◆ Instructions to follow
Exactly as they appear, output all of the records. Skip any images.

— Begin Records for the exercise —

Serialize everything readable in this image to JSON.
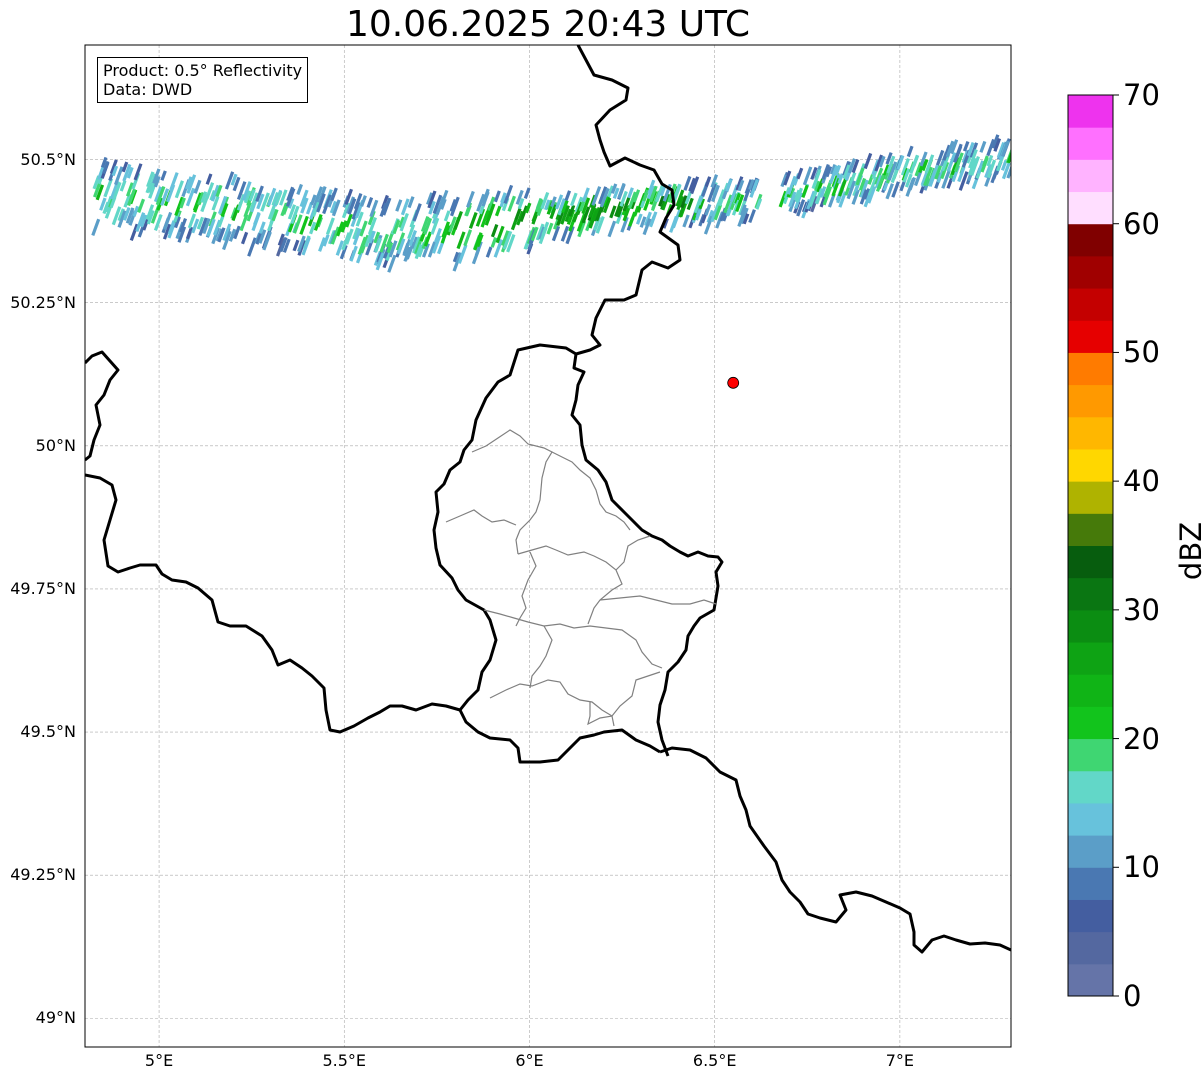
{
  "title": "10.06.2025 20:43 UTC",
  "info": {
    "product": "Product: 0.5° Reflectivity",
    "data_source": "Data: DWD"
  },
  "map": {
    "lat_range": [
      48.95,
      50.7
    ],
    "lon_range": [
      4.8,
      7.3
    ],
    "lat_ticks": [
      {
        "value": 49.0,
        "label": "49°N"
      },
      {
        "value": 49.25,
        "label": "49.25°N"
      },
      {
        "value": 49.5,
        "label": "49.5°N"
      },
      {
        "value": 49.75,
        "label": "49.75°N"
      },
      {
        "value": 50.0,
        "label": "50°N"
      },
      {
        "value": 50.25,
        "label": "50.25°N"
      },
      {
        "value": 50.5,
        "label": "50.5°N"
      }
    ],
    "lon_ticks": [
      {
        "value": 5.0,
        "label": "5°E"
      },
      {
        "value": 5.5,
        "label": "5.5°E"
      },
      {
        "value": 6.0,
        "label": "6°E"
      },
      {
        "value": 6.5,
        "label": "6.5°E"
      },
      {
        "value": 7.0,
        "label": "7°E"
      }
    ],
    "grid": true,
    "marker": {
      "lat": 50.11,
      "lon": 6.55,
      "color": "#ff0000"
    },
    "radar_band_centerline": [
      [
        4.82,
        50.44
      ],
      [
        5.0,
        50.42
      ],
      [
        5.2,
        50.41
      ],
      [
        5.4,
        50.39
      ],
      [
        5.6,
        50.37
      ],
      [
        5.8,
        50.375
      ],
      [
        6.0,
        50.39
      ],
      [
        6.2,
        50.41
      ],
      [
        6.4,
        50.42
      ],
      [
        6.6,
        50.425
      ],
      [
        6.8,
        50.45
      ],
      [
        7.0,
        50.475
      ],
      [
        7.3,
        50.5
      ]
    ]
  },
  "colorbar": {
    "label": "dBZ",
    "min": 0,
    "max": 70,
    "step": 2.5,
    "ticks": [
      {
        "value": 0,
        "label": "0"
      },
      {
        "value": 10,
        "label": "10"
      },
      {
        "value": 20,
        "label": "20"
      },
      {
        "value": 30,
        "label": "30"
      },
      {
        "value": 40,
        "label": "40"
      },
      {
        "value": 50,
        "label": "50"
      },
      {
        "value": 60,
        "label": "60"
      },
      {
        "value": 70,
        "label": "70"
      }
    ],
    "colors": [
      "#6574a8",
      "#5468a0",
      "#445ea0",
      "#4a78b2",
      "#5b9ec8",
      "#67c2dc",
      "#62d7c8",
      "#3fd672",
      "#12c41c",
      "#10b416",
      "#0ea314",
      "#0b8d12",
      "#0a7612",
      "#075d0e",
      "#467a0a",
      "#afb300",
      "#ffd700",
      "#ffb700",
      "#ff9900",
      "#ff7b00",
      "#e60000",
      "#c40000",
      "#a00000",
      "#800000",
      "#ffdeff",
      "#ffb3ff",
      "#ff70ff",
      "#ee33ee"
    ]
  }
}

— End Records for the exercise —

◆ Answer to this problem
Serialize everything readable in this image to JSON.
{
  "title": "10.06.2025 20:43 UTC",
  "info": {
    "product": "Product: 0.5° Reflectivity",
    "data_source": "Data: DWD"
  },
  "map": {
    "lat_range": [
      48.95,
      50.7
    ],
    "lon_range": [
      4.8,
      7.3
    ],
    "lat_ticks": [
      {
        "value": 49.0,
        "label": "49°N"
      },
      {
        "value": 49.25,
        "label": "49.25°N"
      },
      {
        "value": 49.5,
        "label": "49.5°N"
      },
      {
        "value": 49.75,
        "label": "49.75°N"
      },
      {
        "value": 50.0,
        "label": "50°N"
      },
      {
        "value": 50.25,
        "label": "50.25°N"
      },
      {
        "value": 50.5,
        "label": "50.5°N"
      }
    ],
    "lon_ticks": [
      {
        "value": 5.0,
        "label": "5°E"
      },
      {
        "value": 5.5,
        "label": "5.5°E"
      },
      {
        "value": 6.0,
        "label": "6°E"
      },
      {
        "value": 6.5,
        "label": "6.5°E"
      },
      {
        "value": 7.0,
        "label": "7°E"
      }
    ],
    "grid": true,
    "marker": {
      "lat": 50.11,
      "lon": 6.55,
      "color": "#ff0000"
    },
    "radar_band_centerline": [
      [
        4.82,
        50.44
      ],
      [
        5.0,
        50.42
      ],
      [
        5.2,
        50.41
      ],
      [
        5.4,
        50.39
      ],
      [
        5.6,
        50.37
      ],
      [
        5.8,
        50.375
      ],
      [
        6.0,
        50.39
      ],
      [
        6.2,
        50.41
      ],
      [
        6.4,
        50.42
      ],
      [
        6.6,
        50.425
      ],
      [
        6.8,
        50.45
      ],
      [
        7.0,
        50.475
      ],
      [
        7.3,
        50.5
      ]
    ]
  },
  "colorbar": {
    "label": "dBZ",
    "min": 0,
    "max": 70,
    "step": 2.5,
    "ticks": [
      {
        "value": 0,
        "label": "0"
      },
      {
        "value": 10,
        "label": "10"
      },
      {
        "value": 20,
        "label": "20"
      },
      {
        "value": 30,
        "label": "30"
      },
      {
        "value": 40,
        "label": "40"
      },
      {
        "value": 50,
        "label": "50"
      },
      {
        "value": 60,
        "label": "60"
      },
      {
        "value": 70,
        "label": "70"
      }
    ],
    "colors": [
      "#6574a8",
      "#5468a0",
      "#445ea0",
      "#4a78b2",
      "#5b9ec8",
      "#67c2dc",
      "#62d7c8",
      "#3fd672",
      "#12c41c",
      "#10b416",
      "#0ea314",
      "#0b8d12",
      "#0a7612",
      "#075d0e",
      "#467a0a",
      "#afb300",
      "#ffd700",
      "#ffb700",
      "#ff9900",
      "#ff7b00",
      "#e60000",
      "#c40000",
      "#a00000",
      "#800000",
      "#ffdeff",
      "#ffb3ff",
      "#ff70ff",
      "#ee33ee"
    ]
  }
}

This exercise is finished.